— Start DATA FOR THE TASK —

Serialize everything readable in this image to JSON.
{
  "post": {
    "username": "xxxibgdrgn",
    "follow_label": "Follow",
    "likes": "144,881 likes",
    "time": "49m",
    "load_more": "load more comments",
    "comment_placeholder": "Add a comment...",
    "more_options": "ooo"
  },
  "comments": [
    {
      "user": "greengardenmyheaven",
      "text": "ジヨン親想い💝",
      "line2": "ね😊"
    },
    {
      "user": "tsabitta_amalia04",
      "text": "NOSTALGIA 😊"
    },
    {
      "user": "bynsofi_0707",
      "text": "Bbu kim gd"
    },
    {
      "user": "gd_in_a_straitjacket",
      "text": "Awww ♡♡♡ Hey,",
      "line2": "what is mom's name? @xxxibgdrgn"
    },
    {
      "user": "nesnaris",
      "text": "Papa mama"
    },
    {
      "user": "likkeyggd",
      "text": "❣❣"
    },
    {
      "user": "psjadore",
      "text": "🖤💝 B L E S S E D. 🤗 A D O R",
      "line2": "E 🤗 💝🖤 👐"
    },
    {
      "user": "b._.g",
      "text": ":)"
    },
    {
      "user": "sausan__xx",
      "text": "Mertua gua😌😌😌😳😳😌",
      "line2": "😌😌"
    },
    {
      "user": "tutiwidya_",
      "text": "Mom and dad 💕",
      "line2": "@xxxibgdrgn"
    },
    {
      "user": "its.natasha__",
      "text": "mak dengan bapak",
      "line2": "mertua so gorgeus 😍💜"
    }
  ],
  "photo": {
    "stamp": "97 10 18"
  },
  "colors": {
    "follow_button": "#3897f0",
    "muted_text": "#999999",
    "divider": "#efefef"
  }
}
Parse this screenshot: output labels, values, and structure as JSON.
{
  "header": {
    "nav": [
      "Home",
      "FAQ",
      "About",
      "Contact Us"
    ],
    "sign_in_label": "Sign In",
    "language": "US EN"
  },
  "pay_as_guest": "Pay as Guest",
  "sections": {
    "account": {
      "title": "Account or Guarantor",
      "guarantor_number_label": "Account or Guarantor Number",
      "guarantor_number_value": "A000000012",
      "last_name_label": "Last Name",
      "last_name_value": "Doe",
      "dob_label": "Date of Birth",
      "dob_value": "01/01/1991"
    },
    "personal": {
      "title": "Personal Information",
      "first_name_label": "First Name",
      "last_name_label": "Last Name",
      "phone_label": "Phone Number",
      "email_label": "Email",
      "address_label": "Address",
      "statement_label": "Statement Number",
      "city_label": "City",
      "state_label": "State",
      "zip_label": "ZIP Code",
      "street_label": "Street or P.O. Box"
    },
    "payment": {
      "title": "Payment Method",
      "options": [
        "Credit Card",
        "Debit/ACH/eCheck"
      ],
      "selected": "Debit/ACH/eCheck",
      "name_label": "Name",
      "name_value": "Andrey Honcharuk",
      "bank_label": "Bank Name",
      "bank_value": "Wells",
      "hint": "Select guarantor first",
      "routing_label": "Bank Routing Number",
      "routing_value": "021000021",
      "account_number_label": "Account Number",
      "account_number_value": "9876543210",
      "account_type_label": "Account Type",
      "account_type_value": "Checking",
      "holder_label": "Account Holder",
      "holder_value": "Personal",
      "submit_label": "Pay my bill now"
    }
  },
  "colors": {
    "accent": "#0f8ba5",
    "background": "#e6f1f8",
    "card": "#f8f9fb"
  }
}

— End DATA FOR THE TASK —

● SHORT EXERCISE
Identify the lines in the entries above that contain "comments", then copy them out.

● RESULT OF THIS TASK
    "load_more": "load more comments",
  "comments": [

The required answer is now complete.